REQUIREMENT:
Return the listing word for word, as given.

Excerpt from a dataset:
====

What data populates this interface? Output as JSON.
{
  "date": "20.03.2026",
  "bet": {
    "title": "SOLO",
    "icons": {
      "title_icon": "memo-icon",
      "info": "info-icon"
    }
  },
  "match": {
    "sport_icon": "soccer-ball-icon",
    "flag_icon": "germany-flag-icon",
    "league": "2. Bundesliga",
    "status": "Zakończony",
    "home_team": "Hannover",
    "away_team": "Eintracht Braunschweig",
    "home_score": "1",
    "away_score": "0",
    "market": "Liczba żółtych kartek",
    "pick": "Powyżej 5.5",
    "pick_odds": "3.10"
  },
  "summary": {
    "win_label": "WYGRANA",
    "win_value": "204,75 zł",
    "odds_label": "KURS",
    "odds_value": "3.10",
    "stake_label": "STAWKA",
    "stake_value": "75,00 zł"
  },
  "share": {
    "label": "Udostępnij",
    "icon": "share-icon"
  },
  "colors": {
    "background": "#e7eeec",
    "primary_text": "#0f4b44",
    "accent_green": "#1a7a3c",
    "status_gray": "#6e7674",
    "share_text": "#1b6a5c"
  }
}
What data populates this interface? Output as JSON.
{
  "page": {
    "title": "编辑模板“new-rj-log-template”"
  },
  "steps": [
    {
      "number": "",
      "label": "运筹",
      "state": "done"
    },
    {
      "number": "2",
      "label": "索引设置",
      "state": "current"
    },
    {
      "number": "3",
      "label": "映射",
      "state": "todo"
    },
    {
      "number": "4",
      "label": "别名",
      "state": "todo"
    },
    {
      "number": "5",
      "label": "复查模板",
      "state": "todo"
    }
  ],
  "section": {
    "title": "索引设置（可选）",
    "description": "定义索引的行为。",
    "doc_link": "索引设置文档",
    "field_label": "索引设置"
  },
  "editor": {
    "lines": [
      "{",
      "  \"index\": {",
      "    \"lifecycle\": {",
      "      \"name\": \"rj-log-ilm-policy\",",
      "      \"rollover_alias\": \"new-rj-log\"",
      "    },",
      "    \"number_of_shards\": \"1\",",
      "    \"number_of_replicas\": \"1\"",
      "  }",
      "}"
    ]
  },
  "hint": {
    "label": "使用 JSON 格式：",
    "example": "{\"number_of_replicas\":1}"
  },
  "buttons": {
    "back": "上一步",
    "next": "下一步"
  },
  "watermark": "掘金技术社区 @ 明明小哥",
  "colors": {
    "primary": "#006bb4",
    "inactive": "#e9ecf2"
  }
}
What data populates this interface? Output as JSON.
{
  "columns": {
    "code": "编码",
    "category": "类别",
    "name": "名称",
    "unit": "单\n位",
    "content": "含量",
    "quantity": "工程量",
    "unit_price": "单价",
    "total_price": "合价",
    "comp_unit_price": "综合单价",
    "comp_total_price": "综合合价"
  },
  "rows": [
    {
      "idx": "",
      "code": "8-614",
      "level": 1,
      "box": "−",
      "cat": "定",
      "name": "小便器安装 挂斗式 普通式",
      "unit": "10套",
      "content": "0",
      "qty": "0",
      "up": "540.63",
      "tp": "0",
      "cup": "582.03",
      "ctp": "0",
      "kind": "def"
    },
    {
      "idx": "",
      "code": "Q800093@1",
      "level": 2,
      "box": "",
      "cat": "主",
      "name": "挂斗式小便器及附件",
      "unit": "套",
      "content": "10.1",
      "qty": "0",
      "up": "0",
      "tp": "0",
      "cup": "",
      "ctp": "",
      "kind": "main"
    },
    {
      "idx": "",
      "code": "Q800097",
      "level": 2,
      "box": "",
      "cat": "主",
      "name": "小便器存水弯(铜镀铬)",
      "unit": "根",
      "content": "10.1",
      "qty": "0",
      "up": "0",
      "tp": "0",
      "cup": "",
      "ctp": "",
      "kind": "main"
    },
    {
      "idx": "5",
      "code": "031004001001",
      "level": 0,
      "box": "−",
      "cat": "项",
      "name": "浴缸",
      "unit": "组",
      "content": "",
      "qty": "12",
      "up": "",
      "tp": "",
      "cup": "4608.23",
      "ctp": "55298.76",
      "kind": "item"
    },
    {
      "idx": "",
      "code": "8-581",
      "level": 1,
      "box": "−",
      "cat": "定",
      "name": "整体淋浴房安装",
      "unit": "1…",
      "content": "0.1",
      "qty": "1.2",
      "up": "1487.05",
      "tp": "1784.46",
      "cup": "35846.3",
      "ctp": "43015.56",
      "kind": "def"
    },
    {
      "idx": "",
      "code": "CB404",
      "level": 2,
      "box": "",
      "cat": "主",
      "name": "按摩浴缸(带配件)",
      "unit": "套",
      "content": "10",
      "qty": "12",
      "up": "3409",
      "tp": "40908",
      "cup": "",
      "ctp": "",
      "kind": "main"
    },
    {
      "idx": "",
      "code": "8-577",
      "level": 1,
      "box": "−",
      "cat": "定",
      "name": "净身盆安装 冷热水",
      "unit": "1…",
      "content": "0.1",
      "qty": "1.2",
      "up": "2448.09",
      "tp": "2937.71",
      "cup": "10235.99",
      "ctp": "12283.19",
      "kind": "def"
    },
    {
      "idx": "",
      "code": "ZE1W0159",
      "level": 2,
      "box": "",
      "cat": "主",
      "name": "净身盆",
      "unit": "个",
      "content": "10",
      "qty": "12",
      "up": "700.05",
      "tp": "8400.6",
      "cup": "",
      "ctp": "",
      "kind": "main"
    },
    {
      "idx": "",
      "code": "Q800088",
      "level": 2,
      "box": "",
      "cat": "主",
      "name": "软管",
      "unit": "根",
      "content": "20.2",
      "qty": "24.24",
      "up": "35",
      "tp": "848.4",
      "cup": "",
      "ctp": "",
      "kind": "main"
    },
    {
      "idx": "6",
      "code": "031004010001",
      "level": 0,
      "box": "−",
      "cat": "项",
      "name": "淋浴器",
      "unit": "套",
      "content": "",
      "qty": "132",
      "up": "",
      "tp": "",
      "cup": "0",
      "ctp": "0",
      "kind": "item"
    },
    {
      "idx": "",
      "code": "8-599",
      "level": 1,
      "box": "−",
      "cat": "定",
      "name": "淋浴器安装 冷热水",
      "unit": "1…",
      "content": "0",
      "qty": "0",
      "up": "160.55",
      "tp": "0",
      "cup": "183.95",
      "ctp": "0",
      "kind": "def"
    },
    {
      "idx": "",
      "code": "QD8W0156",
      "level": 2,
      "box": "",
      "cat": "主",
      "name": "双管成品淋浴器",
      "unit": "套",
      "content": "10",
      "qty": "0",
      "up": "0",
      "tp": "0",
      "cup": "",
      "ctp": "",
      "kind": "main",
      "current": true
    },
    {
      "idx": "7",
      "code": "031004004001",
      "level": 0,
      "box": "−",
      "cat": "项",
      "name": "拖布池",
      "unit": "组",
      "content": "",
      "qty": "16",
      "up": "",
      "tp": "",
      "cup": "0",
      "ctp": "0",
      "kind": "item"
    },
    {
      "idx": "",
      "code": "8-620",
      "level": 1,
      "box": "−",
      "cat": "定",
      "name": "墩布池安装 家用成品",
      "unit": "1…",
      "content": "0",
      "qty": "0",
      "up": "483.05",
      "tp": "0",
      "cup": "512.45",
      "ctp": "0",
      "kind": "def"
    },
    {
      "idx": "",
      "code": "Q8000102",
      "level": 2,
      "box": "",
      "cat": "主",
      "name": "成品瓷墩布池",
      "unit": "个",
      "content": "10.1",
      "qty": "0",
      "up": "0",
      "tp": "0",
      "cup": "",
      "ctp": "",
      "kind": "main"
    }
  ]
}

====

WRITTEN ANSWER:
What data populates this interface? Output as JSON.
{
  "date": "20.03.2026",
  "bet": {
    "title": "SOLO",
    "icons": {
      "title_icon": "memo-icon",
      "info": "info-icon"
    }
  },
  "match": {
    "sport_icon": "soccer-ball-icon",
    "flag_icon": "germany-flag-icon",
    "league": "2. Bundesliga",
    "status": "Zakończony",
    "home_team": "Hannover",
    "away_team": "Eintracht Braunschweig",
    "home_score": "1",
    "away_score": "0",
    "market": "Liczba żółtych kartek",
    "pick": "Powyżej 5.5",
    "pick_odds": "3.10"
  },
  "summary": {
    "win_label": "WYGRANA",
    "win_value": "204,75 zł",
    "odds_label": "KURS",
    "odds_value": "3.10",
    "stake_label": "STAWKA",
    "stake_value": "75,00 zł"
  },
  "share": {
    "label": "Udostępnij",
    "icon": "share-icon"
  },
  "colors": {
    "background": "#e7eeec",
    "primary_text": "#0f4b44",
    "accent_green": "#1a7a3c",
    "status_gray": "#6e7674",
    "share_text": "#1b6a5c"
  }
}
What data populates this interface? Output as JSON.
{
  "page": {
    "title": "编辑模板“new-rj-log-template”"
  },
  "steps": [
    {
      "number": "",
      "label": "运筹",
      "state": "done"
    },
    {
      "number": "2",
      "label": "索引设置",
      "state": "current"
    },
    {
      "number": "3",
      "label": "映射",
      "state": "todo"
    },
    {
      "number": "4",
      "label": "别名",
      "state": "todo"
    },
    {
      "number": "5",
      "label": "复查模板",
      "state": "todo"
    }
  ],
  "section": {
    "title": "索引设置（可选）",
    "description": "定义索引的行为。",
    "doc_link": "索引设置文档",
    "field_label": "索引设置"
  },
  "editor": {
    "lines": [
      "{",
      "  \"index\": {",
      "    \"lifecycle\": {",
      "      \"name\": \"rj-log-ilm-policy\",",
      "      \"rollover_alias\": \"new-rj-log\"",
      "    },",
      "    \"number_of_shards\": \"1\",",
      "    \"number_of_replicas\": \"1\"",
      "  }",
      "}"
    ]
  },
  "hint": {
    "label": "使用 JSON 格式：",
    "example": "{\"number_of_replicas\":1}"
  },
  "buttons": {
    "back": "上一步",
    "next": "下一步"
  },
  "watermark": "掘金技术社区 @ 明明小哥",
  "colors": {
    "primary": "#006bb4",
    "inactive": "#e9ecf2"
  }
}
What data populates this interface? Output as JSON.
{
  "columns": {
    "code": "编码",
    "category": "类别",
    "name": "名称",
    "unit": "单\n位",
    "content": "含量",
    "quantity": "工程量",
    "unit_price": "单价",
    "total_price": "合价",
    "comp_unit_price": "综合单价",
    "comp_total_price": "综合合价"
  },
  "rows": [
    {
      "idx": "",
      "code": "8-614",
      "level": 1,
      "box": "−",
      "cat": "定",
      "name": "小便器安装 挂斗式 普通式",
      "unit": "10套",
      "content": "0",
      "qty": "0",
      "up": "540.63",
      "tp": "0",
      "cup": "582.03",
      "ctp": "0",
      "kind": "def"
    },
    {
      "idx": "",
      "code": "Q800093@1",
      "level": 2,
      "box": "",
      "cat": "主",
      "name": "挂斗式小便器及附件",
      "unit": "套",
      "content": "10.1",
      "qty": "0",
      "up": "0",
      "tp": "0",
      "cup": "",
      "ctp": "",
      "kind": "main"
    },
    {
      "idx": "",
      "code": "Q800097",
      "level": 2,
      "box": "",
      "cat": "主",
      "name": "小便器存水弯(铜镀铬)",
      "unit": "根",
      "content": "10.1",
      "qty": "0",
      "up": "0",
      "tp": "0",
      "cup": "",
      "ctp": "",
      "kind": "main"
    },
    {
      "idx": "5",
      "code": "031004001001",
      "level": 0,
      "box": "−",
      "cat": "项",
      "name": "浴缸",
      "unit": "组",
      "content": "",
      "qty": "12",
      "up": "",
      "tp": "",
      "cup": "4608.23",
      "ctp": "55298.76",
      "kind": "item"
    },
    {
      "idx": "",
      "code": "8-581",
      "level": 1,
      "box": "−",
      "cat": "定",
      "name": "整体淋浴房安装",
      "unit": "1…",
      "content": "0.1",
      "qty": "1.2",
      "up": "1487.05",
      "tp": "1784.46",
      "cup": "35846.3",
      "ctp": "43015.56",
      "kind": "def"
    },
    {
      "idx": "",
      "code": "CB404",
      "level": 2,
      "box": "",
      "cat": "主",
      "name": "按摩浴缸(带配件)",
      "unit": "套",
      "content": "10",
      "qty": "12",
      "up": "3409",
      "tp": "40908",
      "cup": "",
      "ctp": "",
      "kind": "main"
    },
    {
      "idx": "",
      "code": "8-577",
      "level": 1,
      "box": "−",
      "cat": "定",
      "name": "净身盆安装 冷热水",
      "unit": "1…",
      "content": "0.1",
      "qty": "1.2",
      "up": "2448.09",
      "tp": "2937.71",
      "cup": "10235.99",
      "ctp": "12283.19",
      "kind": "def"
    },
    {
      "idx": "",
      "code": "ZE1W0159",
      "level": 2,
      "box": "",
      "cat": "主",
      "name": "净身盆",
      "unit": "个",
      "content": "10",
      "qty": "12",
      "up": "700.05",
      "tp": "8400.6",
      "cup": "",
      "ctp": "",
      "kind": "main"
    },
    {
      "idx": "",
      "code": "Q800088",
      "level": 2,
      "box": "",
      "cat": "主",
      "name": "软管",
      "unit": "根",
      "content": "20.2",
      "qty": "24.24",
      "up": "35",
      "tp": "848.4",
      "cup": "",
      "ctp": "",
      "kind": "main"
    },
    {
      "idx": "6",
      "code": "031004010001",
      "level": 0,
      "box": "−",
      "cat": "项",
      "name": "淋浴器",
      "unit": "套",
      "content": "",
      "qty": "132",
      "up": "",
      "tp": "",
      "cup": "0",
      "ctp": "0",
      "kind": "item"
    },
    {
      "idx": "",
      "code": "8-599",
      "level": 1,
      "box": "−",
      "cat": "定",
      "name": "淋浴器安装 冷热水",
      "unit": "1…",
      "content": "0",
      "qty": "0",
      "up": "160.55",
      "tp": "0",
      "cup": "183.95",
      "ctp": "0",
      "kind": "def"
    },
    {
      "idx": "",
      "code": "QD8W0156",
      "level": 2,
      "box": "",
      "cat": "主",
      "name": "双管成品淋浴器",
      "unit": "套",
      "content": "10",
      "qty": "0",
      "up": "0",
      "tp": "0",
      "cup": "",
      "ctp": "",
      "kind": "main",
      "current": true
    },
    {
      "idx": "7",
      "code": "031004004001",
      "level": 0,
      "box": "−",
      "cat": "项",
      "name": "拖布池",
      "unit": "组",
      "content": "",
      "qty": "16",
      "up": "",
      "tp": "",
      "cup": "0",
      "ctp": "0",
      "kind": "item"
    },
    {
      "idx": "",
      "code": "8-620",
      "level": 1,
      "box": "−",
      "cat": "定",
      "name": "墩布池安装 家用成品",
      "unit": "1…",
      "content": "0",
      "qty": "0",
      "up": "483.05",
      "tp": "0",
      "cup": "512.45",
      "ctp": "0",
      "kind": "def"
    },
    {
      "idx": "",
      "code": "Q8000102",
      "level": 2,
      "box": "",
      "cat": "主",
      "name": "成品瓷墩布池",
      "unit": "个",
      "content": "10.1",
      "qty": "0",
      "up": "0",
      "tp": "0",
      "cup": "",
      "ctp": "",
      "kind": "main"
    }
  ]
}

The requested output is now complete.